> _MATERIAL FOR THE TASK_

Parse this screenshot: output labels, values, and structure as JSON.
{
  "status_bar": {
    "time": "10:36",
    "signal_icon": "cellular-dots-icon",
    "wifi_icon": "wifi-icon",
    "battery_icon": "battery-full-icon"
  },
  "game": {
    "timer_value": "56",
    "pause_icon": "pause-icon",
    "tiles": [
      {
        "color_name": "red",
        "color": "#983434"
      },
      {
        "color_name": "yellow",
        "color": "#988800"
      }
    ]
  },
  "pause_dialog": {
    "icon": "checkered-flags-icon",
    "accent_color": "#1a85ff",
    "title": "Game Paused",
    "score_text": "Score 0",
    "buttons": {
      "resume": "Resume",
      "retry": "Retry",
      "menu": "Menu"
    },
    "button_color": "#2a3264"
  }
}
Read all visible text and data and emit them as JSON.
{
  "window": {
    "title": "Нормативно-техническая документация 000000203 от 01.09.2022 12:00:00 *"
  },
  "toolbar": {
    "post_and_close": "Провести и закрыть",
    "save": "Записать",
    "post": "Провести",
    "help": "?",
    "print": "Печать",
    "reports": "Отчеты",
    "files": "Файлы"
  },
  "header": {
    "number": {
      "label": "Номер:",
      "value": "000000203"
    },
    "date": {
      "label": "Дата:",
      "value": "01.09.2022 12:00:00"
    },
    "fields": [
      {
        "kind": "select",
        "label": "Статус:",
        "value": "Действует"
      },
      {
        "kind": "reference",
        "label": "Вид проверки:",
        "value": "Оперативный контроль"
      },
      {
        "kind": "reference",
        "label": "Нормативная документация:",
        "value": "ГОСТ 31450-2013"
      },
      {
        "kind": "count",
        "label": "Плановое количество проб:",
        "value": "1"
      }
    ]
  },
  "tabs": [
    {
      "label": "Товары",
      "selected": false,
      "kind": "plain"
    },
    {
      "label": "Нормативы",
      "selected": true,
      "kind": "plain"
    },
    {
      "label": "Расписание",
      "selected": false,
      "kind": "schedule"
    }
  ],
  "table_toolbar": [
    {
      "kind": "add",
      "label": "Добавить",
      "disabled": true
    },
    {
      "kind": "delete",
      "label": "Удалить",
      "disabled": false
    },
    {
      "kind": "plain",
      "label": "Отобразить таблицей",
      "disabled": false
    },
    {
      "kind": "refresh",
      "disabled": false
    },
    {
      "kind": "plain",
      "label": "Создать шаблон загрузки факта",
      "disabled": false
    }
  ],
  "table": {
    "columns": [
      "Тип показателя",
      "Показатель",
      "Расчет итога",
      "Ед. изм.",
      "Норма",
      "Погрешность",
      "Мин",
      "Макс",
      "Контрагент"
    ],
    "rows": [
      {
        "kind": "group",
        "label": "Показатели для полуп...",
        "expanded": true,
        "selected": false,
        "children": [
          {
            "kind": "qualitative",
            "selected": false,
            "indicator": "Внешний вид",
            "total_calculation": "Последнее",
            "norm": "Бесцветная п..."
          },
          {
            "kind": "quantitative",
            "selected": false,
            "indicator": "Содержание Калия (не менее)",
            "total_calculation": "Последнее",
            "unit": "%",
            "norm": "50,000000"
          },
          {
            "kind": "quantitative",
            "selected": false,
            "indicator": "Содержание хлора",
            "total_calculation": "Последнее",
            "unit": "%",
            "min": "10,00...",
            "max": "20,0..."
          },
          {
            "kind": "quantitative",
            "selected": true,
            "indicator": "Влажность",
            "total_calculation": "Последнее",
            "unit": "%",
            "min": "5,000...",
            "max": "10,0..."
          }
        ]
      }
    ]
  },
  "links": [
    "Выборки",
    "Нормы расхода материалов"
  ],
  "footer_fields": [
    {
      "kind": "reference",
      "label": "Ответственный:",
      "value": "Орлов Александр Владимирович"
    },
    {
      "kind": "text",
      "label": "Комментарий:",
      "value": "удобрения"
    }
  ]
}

> _YOUR INSTRUCTIONS_
Write the material out again word for word.

> _EXERCISE RESPONSE_
Parse this screenshot: output labels, values, and structure as JSON.
{
  "status_bar": {
    "time": "10:36",
    "signal_icon": "cellular-dots-icon",
    "wifi_icon": "wifi-icon",
    "battery_icon": "battery-full-icon"
  },
  "game": {
    "timer_value": "56",
    "pause_icon": "pause-icon",
    "tiles": [
      {
        "color_name": "red",
        "color": "#983434"
      },
      {
        "color_name": "yellow",
        "color": "#988800"
      }
    ]
  },
  "pause_dialog": {
    "icon": "checkered-flags-icon",
    "accent_color": "#1a85ff",
    "title": "Game Paused",
    "score_text": "Score 0",
    "buttons": {
      "resume": "Resume",
      "retry": "Retry",
      "menu": "Menu"
    },
    "button_color": "#2a3264"
  }
}
Read all visible text and data and emit them as JSON.
{
  "window": {
    "title": "Нормативно-техническая документация 000000203 от 01.09.2022 12:00:00 *"
  },
  "toolbar": {
    "post_and_close": "Провести и закрыть",
    "save": "Записать",
    "post": "Провести",
    "help": "?",
    "print": "Печать",
    "reports": "Отчеты",
    "files": "Файлы"
  },
  "header": {
    "number": {
      "label": "Номер:",
      "value": "000000203"
    },
    "date": {
      "label": "Дата:",
      "value": "01.09.2022 12:00:00"
    },
    "fields": [
      {
        "kind": "select",
        "label": "Статус:",
        "value": "Действует"
      },
      {
        "kind": "reference",
        "label": "Вид проверки:",
        "value": "Оперативный контроль"
      },
      {
        "kind": "reference",
        "label": "Нормативная документация:",
        "value": "ГОСТ 31450-2013"
      },
      {
        "kind": "count",
        "label": "Плановое количество проб:",
        "value": "1"
      }
    ]
  },
  "tabs": [
    {
      "label": "Товары",
      "selected": false,
      "kind": "plain"
    },
    {
      "label": "Нормативы",
      "selected": true,
      "kind": "plain"
    },
    {
      "label": "Расписание",
      "selected": false,
      "kind": "schedule"
    }
  ],
  "table_toolbar": [
    {
      "kind": "add",
      "label": "Добавить",
      "disabled": true
    },
    {
      "kind": "delete",
      "label": "Удалить",
      "disabled": false
    },
    {
      "kind": "plain",
      "label": "Отобразить таблицей",
      "disabled": false
    },
    {
      "kind": "refresh",
      "disabled": false
    },
    {
      "kind": "plain",
      "label": "Создать шаблон загрузки факта",
      "disabled": false
    }
  ],
  "table": {
    "columns": [
      "Тип показателя",
      "Показатель",
      "Расчет итога",
      "Ед. изм.",
      "Норма",
      "Погрешность",
      "Мин",
      "Макс",
      "Контрагент"
    ],
    "rows": [
      {
        "kind": "group",
        "label": "Показатели для полуп...",
        "expanded": true,
        "selected": false,
        "children": [
          {
            "kind": "qualitative",
            "selected": false,
            "indicator": "Внешний вид",
            "total_calculation": "Последнее",
            "norm": "Бесцветная п..."
          },
          {
            "kind": "quantitative",
            "selected": false,
            "indicator": "Содержание Калия (не менее)",
            "total_calculation": "Последнее",
            "unit": "%",
            "norm": "50,000000"
          },
          {
            "kind": "quantitative",
            "selected": false,
            "indicator": "Содержание хлора",
            "total_calculation": "Последнее",
            "unit": "%",
            "min": "10,00...",
            "max": "20,0..."
          },
          {
            "kind": "quantitative",
            "selected": true,
            "indicator": "Влажность",
            "total_calculation": "Последнее",
            "unit": "%",
            "min": "5,000...",
            "max": "10,0..."
          }
        ]
      }
    ]
  },
  "links": [
    "Выборки",
    "Нормы расхода материалов"
  ],
  "footer_fields": [
    {
      "kind": "reference",
      "label": "Ответственный:",
      "value": "Орлов Александр Владимирович"
    },
    {
      "kind": "text",
      "label": "Комментарий:",
      "value": "удобрения"
    }
  ]
}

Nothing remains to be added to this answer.